++++ Document segment

Not useful: "We think the subfloor needs to be replaced."

The insurer will evaluate your supplement based on the quality of the technical justification. Make sure your contractor provides documentation that can stand on its own.

How Do You Submit a Formal Supplement?

Submit in writing with documentation organized by the specific gap type:

  • Each disputed item identified by description and estimate line reference
  • Your contractor's written technical justification for each scope gap
  • Supporting photos of the damage cited in each justification
  • Your contractor's measurement documentation for quantity disputes
  • Current market pricing documentation for pricing disputes
  • Policy language supporting your position for coverage disputes

Request a written response within 10-15 business days. Keep a log of all supplement-related communications.

Should You Hold Repairs on Disputed Items?

On undisputed items, proceed with repairs — don't delay your entire project for a disputed line item. On disputed items, hold permanent repairs until the supplement is resolved or you have written authorization to proceed. Once damage is repaired, the physical evidence for the supplement is gone.

++++++++

# Work task 1:
Summarize the insurance supplement guidance above in two sentences.
# Work task 2:
Please extend the insurance supplement guidance above, picking up after its final sentence.

++++ Provided material

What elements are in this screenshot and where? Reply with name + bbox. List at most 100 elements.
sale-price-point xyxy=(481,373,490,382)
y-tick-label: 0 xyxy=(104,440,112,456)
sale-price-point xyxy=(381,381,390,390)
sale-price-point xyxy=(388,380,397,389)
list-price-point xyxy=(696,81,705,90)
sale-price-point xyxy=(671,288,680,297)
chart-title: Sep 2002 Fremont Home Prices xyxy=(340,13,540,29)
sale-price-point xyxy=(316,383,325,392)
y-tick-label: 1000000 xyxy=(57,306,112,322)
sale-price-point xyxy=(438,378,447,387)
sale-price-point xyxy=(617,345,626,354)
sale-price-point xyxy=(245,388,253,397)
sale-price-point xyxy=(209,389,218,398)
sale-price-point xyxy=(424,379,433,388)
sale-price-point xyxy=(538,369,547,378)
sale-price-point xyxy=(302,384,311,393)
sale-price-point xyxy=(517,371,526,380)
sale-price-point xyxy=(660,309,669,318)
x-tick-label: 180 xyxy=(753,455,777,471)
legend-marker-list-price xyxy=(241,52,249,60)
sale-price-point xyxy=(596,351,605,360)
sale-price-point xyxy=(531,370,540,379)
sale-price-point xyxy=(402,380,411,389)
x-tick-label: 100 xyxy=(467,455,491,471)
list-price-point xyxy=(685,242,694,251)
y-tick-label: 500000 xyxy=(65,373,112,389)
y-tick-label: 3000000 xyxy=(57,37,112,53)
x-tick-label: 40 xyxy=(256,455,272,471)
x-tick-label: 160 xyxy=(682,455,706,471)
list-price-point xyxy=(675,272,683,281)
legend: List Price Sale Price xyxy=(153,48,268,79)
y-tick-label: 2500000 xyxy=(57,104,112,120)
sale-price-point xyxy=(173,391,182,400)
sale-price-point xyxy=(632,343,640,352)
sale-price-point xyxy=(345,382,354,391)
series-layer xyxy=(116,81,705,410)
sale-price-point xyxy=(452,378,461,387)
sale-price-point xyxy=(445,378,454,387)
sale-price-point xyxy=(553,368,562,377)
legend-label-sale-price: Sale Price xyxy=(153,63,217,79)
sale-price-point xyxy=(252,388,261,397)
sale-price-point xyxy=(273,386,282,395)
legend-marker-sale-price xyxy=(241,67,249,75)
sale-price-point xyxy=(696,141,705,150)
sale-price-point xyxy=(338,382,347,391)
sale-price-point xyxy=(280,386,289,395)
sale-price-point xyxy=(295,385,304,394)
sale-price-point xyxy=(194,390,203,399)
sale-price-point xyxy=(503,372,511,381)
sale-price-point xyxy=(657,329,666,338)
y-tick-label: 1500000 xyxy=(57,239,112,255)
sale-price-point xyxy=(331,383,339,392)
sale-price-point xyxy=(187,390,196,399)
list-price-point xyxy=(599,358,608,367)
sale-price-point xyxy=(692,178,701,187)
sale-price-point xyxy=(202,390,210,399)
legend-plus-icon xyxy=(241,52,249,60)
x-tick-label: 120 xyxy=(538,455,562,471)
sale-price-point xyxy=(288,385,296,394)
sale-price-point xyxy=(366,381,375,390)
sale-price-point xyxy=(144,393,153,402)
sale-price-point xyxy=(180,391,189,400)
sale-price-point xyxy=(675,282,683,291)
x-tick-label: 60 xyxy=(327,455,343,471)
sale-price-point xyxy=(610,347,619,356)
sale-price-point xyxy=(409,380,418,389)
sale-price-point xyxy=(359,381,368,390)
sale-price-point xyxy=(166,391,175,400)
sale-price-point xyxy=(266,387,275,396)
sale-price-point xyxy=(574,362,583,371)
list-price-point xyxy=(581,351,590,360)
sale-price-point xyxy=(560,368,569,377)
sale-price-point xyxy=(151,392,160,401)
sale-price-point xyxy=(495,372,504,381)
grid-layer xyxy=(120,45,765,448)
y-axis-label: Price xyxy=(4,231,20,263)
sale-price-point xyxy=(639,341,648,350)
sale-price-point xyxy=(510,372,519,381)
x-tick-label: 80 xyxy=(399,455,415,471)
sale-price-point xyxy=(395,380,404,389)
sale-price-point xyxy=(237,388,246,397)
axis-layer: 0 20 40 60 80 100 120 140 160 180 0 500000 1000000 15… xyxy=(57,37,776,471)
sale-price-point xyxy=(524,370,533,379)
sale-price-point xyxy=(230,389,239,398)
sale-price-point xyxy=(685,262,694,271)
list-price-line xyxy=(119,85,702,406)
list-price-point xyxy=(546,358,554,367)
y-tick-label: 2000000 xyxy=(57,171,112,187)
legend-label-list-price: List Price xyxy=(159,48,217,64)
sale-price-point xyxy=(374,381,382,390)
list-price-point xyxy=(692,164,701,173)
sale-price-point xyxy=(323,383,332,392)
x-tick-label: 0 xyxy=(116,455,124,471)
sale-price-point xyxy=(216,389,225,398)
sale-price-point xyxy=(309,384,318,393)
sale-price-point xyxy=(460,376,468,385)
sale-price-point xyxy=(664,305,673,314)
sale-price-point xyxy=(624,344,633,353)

++++++++

# Answer space 1:
A formal supplement should be submitted in writing, identifying each disputed item by description and estimate line reference and organizing documentation by gap type, such as the contractor's technical justification, photos, measurements, market pricing, or policy language, with a request for a written response within 10-15 business days. Repairs on undisputed items should proceed, but permanent repairs on disputed items should wait until the supplement is resolved or written authorization is given, because repairing the damage removes the physical evidence.

# Answer space 2:
If the disputed items are blocking progress on the overall project, document them thoroughly, proceed with surrounding work, and maintain clear photographic evidence of the undisturbed disputed areas.

When Does the Appraisal Process Apply?

If the gap is primarily about value — pricing and quantities with coverage acknowledged — and informal supplement resolution isn't producing movement, the formal appraisal process provides a binding structured path. Check your policy's Conditions section for the appraisal provision and any deadline to invoke it.

Frequently Asked Questions

How long does a supplement review typically take? Most insurers process supplement requests within 2-4 weeks when documentation is complete. Complex supplements or those requiring re-inspection can take 4-8 weeks. If you don't receive a written response within 15 business days of a complete submission, follow up in writing.

What if my contractor's estimate is significantly higher than the adjuster's for every line item? A consistent pricing gap across all items typically indicates a local market pricing difference rather than scope disagreement. Document current local market rates — quotes from multiple licensed local contractors — and submit the pricing evidence with a written request for Xactimate pricing to be updated to reflect your market.

Can I use my contractor's estimate as the sole basis for a supplement? The contractor's estimate is your evidence, but the supplement request needs to explain why each item is necessary and how it connects to the covered loss. The estimate alone isn't sufficient — the written justification from your contractor explaining each item is what gives the supplement its basis.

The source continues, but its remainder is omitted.